#### DATA SHOWN
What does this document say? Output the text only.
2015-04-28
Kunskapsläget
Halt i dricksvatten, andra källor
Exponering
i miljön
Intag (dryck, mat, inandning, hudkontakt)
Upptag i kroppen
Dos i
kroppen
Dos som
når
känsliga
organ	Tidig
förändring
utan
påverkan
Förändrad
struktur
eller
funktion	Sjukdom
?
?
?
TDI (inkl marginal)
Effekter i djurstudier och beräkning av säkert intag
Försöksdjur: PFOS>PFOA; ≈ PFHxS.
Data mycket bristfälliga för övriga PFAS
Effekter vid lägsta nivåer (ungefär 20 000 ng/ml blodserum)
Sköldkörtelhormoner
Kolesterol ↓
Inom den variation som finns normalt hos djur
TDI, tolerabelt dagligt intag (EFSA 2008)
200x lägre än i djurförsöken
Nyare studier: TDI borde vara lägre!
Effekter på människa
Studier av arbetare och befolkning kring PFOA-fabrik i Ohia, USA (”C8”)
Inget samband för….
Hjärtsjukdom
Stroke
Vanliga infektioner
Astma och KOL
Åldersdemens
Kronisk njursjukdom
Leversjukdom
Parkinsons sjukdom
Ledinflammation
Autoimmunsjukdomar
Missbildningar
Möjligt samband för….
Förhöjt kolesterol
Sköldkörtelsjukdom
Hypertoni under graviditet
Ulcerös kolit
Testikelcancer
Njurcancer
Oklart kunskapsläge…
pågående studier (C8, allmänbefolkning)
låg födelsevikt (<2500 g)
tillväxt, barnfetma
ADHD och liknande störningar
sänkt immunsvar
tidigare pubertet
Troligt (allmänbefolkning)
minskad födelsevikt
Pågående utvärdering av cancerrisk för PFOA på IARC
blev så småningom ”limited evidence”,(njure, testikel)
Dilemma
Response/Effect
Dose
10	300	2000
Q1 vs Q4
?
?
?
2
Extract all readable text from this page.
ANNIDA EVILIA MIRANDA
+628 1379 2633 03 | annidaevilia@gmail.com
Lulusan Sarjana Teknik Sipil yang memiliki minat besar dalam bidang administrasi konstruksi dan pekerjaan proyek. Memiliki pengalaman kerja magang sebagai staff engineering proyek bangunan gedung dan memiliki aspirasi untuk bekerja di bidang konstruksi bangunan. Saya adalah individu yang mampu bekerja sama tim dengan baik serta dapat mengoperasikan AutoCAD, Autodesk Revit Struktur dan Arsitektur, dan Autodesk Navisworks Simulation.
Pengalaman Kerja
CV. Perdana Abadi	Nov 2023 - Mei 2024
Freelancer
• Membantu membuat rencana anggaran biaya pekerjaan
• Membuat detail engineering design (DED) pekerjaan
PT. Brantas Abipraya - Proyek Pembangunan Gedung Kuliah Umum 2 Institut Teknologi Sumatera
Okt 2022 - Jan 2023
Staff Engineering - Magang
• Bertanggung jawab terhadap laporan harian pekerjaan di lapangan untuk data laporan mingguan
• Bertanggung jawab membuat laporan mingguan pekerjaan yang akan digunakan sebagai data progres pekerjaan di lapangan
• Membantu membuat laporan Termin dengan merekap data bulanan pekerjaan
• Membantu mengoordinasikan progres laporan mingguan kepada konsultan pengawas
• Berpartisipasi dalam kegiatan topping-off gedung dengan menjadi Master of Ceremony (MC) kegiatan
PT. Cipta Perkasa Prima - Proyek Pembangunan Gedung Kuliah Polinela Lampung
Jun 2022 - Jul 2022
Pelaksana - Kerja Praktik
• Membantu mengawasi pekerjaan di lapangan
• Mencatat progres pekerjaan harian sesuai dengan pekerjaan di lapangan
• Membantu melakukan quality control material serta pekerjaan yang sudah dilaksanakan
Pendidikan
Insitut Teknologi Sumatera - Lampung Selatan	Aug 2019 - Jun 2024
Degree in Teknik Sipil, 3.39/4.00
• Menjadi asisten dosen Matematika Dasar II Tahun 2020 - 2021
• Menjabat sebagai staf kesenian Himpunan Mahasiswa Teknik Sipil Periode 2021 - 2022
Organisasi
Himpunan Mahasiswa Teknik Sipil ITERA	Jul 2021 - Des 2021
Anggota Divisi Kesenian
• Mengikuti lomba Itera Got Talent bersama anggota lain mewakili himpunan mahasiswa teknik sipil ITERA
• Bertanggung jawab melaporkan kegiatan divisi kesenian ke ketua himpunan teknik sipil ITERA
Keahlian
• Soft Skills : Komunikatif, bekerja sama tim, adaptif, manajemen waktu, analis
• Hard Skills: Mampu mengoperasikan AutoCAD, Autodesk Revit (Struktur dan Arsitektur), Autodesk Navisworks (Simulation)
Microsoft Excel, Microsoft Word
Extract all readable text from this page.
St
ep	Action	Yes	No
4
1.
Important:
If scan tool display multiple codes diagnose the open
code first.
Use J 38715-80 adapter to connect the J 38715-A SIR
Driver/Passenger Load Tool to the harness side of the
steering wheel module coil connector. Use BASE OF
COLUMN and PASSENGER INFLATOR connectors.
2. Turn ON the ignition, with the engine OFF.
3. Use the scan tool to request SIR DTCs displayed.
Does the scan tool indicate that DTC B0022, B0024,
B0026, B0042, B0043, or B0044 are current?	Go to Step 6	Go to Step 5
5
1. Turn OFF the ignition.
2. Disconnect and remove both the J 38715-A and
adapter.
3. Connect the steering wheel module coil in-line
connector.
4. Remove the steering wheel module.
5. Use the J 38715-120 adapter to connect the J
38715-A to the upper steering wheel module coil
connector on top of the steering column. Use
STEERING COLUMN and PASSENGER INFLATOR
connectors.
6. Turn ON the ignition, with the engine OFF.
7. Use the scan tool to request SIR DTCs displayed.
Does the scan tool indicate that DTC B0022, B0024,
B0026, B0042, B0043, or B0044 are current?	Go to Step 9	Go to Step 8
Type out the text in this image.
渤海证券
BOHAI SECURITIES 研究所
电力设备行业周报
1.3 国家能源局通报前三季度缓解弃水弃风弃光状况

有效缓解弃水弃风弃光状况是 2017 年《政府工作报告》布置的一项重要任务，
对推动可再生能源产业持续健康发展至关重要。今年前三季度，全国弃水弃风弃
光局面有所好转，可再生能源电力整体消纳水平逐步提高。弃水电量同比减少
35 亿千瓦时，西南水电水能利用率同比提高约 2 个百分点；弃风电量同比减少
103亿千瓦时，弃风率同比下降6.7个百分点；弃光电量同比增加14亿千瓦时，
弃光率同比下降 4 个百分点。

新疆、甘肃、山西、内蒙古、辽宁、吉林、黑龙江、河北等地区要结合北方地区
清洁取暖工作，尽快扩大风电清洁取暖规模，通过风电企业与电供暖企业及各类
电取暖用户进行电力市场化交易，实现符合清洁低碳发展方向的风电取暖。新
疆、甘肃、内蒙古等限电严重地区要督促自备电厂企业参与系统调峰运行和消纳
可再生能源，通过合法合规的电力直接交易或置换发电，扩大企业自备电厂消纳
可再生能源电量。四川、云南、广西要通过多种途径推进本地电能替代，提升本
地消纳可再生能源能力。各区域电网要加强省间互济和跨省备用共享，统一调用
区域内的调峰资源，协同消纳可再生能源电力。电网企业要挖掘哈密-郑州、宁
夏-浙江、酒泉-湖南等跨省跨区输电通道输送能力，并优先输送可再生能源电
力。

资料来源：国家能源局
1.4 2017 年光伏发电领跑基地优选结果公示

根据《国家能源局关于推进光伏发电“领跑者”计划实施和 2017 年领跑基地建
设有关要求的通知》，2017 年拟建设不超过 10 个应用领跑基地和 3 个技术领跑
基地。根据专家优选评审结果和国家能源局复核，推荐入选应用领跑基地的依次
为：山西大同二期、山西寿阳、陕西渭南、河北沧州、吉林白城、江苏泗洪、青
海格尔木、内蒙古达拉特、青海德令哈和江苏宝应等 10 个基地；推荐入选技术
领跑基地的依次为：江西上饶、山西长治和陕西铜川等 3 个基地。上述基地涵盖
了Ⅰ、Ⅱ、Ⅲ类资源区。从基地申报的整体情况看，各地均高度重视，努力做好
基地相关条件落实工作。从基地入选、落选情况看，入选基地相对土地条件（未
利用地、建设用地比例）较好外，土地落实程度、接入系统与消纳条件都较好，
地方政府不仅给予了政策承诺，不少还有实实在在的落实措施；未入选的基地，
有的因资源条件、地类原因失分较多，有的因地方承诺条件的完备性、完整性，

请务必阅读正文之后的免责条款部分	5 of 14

#### JOB
Go through the listing above and locate each line that holds the word "Effekter". Copy those lines.

#### SOLUTION TO THIS PROBLEM
Effekter i djurstudier och beräkning av säkert intag
Effekter vid lägsta nivåer (ungefär 20 000 ng/ml blodserum)
Effekter på människa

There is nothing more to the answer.